* BEGIN Data for processing *

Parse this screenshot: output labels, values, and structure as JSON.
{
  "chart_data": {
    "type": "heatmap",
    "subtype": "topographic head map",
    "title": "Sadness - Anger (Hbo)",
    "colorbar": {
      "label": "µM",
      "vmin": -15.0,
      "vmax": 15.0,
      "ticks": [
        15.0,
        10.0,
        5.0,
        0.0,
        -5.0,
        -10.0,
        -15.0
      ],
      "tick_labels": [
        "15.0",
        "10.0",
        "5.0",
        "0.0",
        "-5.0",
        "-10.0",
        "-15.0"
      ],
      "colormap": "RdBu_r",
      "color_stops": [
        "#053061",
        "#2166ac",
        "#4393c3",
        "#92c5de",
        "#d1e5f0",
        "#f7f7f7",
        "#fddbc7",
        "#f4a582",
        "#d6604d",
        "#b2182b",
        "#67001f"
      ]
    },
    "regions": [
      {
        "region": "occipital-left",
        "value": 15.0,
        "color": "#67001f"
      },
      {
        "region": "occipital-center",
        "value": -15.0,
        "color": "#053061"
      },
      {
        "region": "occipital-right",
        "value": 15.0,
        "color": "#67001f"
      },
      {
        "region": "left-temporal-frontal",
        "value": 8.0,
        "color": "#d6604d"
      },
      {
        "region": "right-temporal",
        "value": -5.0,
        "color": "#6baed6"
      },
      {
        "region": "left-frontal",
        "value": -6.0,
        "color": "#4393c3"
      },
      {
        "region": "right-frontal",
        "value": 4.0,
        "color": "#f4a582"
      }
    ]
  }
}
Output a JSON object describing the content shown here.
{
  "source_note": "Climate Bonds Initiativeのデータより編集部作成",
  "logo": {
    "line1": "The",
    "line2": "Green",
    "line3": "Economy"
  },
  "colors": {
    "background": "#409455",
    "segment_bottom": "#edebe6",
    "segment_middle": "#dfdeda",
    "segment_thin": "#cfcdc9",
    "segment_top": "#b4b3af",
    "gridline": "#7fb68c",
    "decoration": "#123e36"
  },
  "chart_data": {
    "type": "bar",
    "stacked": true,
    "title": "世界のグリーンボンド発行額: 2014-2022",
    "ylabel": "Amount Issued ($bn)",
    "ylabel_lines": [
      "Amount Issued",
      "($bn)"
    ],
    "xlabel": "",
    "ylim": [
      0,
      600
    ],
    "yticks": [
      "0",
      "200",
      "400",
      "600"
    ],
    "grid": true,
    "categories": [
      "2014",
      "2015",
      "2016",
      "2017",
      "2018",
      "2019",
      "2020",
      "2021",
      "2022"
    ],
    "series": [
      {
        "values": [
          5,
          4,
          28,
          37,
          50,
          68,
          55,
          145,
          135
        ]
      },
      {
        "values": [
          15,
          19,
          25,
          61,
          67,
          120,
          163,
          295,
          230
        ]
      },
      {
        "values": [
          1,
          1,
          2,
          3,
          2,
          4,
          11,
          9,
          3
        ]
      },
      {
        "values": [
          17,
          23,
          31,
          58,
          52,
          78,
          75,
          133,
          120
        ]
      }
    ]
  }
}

* END Data for processing *

Work to complete:
Pull out the lines above in which the word "Amount" appears.

Answer for this exercise:
    "ylabel": "Amount Issued ($bn)",
      "Amount Issued",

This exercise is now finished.